# start of RAW RECORDS

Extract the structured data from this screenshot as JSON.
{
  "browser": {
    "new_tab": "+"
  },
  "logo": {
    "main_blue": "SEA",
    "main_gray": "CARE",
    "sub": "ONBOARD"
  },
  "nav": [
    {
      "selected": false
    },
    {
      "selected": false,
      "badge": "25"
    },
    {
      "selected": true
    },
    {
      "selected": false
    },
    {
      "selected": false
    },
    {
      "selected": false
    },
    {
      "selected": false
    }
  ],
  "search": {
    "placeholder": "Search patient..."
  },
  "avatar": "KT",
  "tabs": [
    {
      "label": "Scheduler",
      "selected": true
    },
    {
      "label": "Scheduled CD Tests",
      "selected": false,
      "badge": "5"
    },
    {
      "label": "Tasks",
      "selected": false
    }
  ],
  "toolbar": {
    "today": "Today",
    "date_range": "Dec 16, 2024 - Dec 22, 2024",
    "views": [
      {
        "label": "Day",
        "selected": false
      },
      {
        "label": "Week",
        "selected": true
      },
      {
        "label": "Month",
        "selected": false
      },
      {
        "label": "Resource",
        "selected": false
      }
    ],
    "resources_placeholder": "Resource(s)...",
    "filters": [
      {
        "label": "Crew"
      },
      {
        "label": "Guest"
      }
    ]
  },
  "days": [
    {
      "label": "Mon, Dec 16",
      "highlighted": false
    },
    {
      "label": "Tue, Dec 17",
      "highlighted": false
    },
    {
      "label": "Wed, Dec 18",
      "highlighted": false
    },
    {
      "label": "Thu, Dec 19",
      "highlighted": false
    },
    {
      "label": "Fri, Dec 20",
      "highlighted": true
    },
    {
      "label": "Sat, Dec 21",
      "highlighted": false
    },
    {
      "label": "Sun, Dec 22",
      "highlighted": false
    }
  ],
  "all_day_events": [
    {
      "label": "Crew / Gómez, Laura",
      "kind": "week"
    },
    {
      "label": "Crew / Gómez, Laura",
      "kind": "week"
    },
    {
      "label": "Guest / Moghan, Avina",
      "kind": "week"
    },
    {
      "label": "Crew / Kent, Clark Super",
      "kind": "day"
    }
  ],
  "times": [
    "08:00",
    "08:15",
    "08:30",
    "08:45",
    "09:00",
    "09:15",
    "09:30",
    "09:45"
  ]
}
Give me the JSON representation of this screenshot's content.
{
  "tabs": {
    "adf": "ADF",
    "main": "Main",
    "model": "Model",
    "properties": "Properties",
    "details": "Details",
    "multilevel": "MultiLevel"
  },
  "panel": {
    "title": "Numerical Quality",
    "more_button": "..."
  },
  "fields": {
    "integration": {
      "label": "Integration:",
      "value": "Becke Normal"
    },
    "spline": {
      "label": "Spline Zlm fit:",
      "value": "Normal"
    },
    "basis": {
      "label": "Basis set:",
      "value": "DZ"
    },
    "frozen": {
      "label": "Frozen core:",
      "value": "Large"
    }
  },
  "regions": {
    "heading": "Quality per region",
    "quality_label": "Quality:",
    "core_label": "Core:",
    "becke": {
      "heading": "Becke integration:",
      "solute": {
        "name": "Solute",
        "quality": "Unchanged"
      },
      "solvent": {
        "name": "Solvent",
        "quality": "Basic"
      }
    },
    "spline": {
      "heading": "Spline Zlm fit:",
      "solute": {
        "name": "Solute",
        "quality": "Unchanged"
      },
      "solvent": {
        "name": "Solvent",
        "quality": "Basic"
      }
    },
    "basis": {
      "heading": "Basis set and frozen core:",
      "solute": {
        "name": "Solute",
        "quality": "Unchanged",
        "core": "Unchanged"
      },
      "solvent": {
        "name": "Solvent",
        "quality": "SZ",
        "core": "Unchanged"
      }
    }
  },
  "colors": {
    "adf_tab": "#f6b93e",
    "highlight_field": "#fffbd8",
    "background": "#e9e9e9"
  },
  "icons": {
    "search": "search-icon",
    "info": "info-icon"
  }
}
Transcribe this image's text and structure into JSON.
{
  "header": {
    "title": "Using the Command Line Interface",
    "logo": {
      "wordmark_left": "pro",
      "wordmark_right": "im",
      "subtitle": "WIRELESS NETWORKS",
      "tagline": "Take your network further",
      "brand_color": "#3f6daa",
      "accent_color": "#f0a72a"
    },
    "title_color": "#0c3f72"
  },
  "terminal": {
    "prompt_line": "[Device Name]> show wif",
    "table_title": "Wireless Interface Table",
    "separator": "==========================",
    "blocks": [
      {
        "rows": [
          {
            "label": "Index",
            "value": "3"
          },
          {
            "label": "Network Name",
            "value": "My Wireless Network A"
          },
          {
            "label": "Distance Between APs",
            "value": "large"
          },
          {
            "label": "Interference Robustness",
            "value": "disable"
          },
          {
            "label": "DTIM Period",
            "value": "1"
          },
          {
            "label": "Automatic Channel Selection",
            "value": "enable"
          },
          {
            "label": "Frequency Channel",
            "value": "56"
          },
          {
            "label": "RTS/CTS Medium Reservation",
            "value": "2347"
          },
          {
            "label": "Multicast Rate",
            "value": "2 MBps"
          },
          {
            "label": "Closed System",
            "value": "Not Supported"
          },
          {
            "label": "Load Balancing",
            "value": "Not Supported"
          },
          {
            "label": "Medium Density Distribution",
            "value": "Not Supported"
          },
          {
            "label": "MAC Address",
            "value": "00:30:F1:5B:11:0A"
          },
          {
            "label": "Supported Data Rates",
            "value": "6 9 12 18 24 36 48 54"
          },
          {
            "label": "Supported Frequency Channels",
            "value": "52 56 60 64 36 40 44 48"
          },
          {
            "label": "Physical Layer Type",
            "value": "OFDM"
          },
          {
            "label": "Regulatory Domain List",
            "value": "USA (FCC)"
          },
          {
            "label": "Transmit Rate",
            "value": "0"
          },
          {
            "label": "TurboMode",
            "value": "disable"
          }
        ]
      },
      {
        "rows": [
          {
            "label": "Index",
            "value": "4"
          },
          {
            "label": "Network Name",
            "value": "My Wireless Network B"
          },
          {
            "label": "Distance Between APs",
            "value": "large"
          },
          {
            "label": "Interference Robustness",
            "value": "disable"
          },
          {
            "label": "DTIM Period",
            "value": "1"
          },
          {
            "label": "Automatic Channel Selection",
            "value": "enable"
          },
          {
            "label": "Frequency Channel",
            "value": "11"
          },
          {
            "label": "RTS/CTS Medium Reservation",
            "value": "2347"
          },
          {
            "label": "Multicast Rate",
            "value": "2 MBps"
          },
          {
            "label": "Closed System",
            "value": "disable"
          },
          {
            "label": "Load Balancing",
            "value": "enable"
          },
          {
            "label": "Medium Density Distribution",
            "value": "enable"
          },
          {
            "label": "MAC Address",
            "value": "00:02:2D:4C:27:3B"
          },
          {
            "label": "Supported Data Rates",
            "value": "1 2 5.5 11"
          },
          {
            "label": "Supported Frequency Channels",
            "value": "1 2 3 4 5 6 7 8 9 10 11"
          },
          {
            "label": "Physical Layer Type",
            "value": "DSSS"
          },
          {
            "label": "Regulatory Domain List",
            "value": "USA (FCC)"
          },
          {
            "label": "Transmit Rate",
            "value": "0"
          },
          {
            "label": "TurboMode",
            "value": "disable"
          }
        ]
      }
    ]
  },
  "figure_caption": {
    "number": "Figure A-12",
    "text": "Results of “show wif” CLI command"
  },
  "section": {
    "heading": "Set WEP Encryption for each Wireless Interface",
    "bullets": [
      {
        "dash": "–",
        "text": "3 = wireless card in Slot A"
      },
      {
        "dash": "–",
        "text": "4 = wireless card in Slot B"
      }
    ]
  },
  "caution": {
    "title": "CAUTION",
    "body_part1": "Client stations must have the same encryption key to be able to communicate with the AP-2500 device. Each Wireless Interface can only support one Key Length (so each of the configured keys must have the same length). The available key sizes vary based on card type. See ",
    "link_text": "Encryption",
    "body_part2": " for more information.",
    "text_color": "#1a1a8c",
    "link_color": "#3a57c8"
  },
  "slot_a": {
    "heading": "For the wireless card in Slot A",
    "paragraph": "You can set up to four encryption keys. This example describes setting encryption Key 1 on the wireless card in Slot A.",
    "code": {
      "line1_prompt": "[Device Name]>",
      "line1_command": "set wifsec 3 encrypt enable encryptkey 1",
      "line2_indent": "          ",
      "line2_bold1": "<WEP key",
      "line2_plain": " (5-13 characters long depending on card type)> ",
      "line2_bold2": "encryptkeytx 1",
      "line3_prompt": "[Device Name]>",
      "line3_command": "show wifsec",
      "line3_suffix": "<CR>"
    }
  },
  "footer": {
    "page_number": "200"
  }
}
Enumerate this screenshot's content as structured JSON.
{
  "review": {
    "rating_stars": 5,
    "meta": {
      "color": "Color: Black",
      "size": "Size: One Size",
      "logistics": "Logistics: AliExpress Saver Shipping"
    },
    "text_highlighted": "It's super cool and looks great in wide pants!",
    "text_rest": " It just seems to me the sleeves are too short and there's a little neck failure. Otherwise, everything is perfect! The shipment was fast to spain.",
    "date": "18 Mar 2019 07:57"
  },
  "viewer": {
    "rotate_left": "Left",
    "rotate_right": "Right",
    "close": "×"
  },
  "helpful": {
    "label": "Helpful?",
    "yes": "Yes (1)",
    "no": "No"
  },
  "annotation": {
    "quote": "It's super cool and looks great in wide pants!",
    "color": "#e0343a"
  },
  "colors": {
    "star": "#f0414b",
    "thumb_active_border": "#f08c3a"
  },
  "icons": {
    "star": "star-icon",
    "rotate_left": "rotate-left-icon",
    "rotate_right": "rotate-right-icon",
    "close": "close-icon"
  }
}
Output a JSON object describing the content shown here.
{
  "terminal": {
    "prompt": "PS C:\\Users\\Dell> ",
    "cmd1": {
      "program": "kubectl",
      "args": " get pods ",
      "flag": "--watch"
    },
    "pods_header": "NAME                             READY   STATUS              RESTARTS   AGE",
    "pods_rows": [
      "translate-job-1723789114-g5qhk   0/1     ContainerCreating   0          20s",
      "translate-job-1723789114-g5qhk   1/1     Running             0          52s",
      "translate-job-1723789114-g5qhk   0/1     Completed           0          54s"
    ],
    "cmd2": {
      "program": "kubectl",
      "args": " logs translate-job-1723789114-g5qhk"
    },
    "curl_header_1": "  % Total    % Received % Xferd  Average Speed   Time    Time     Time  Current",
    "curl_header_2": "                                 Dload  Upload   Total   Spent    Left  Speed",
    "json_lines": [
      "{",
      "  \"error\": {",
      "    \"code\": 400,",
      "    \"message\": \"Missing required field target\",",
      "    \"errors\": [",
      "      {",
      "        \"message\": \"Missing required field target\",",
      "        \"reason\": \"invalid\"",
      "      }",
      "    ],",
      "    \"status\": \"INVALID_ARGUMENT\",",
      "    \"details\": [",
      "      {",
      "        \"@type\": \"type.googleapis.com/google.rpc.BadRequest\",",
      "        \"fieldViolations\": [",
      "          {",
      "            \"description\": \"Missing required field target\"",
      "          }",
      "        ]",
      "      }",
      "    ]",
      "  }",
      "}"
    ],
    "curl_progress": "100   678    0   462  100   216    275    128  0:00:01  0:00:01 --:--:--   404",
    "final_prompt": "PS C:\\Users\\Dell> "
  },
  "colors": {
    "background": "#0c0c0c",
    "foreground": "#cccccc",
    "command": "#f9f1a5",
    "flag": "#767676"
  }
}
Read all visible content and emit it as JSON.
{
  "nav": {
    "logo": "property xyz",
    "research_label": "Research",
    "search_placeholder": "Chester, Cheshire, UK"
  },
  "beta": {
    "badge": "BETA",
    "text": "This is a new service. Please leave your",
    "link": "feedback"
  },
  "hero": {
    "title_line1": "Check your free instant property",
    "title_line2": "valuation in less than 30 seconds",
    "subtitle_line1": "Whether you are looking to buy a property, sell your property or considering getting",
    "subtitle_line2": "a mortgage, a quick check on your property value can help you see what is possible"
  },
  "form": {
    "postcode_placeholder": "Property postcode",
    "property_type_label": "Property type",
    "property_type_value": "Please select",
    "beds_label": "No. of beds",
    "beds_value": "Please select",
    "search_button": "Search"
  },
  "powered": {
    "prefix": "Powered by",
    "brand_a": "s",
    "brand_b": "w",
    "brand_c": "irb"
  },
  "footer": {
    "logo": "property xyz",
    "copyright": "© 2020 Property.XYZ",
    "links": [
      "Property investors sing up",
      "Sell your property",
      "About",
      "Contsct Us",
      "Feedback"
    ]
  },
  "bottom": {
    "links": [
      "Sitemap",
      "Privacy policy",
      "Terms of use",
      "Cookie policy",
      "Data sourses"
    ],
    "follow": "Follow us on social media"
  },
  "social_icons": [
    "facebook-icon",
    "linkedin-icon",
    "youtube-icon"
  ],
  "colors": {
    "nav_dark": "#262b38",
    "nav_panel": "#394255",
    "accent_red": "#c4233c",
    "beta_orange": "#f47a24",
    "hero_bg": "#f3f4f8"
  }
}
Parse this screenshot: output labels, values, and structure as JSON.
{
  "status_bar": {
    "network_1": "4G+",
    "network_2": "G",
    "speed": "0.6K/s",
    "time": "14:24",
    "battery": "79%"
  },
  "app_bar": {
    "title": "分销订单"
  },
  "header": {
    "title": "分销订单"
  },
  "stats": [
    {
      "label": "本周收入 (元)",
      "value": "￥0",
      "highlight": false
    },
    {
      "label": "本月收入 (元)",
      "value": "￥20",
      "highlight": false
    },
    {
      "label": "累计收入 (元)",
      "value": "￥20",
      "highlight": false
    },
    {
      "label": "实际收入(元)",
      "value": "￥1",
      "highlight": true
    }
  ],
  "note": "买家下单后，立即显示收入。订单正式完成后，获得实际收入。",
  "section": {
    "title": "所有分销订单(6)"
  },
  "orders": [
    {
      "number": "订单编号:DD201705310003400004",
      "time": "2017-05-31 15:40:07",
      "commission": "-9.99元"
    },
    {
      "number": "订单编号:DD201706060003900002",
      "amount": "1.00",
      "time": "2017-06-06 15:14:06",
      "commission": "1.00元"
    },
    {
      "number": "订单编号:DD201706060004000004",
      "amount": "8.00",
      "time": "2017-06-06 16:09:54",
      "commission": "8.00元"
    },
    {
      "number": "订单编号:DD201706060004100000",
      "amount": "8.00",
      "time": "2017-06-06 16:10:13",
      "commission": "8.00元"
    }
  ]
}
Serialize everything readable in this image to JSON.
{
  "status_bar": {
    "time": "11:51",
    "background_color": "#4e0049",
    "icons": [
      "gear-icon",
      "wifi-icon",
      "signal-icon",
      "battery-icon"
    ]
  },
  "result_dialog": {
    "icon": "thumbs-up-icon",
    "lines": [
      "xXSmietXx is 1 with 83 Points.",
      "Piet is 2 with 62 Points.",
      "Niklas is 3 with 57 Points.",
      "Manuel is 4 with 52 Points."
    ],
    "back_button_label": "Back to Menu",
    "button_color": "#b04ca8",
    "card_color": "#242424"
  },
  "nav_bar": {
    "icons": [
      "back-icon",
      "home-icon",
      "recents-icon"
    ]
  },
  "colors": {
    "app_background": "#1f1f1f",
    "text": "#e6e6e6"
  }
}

# end of RAW RECORDS

Pull out each line of the records holding the string "Users".

    "prompt": "PS C:\\Users\\Dell> ",
    "final_prompt": "PS C:\\Users\\Dell> "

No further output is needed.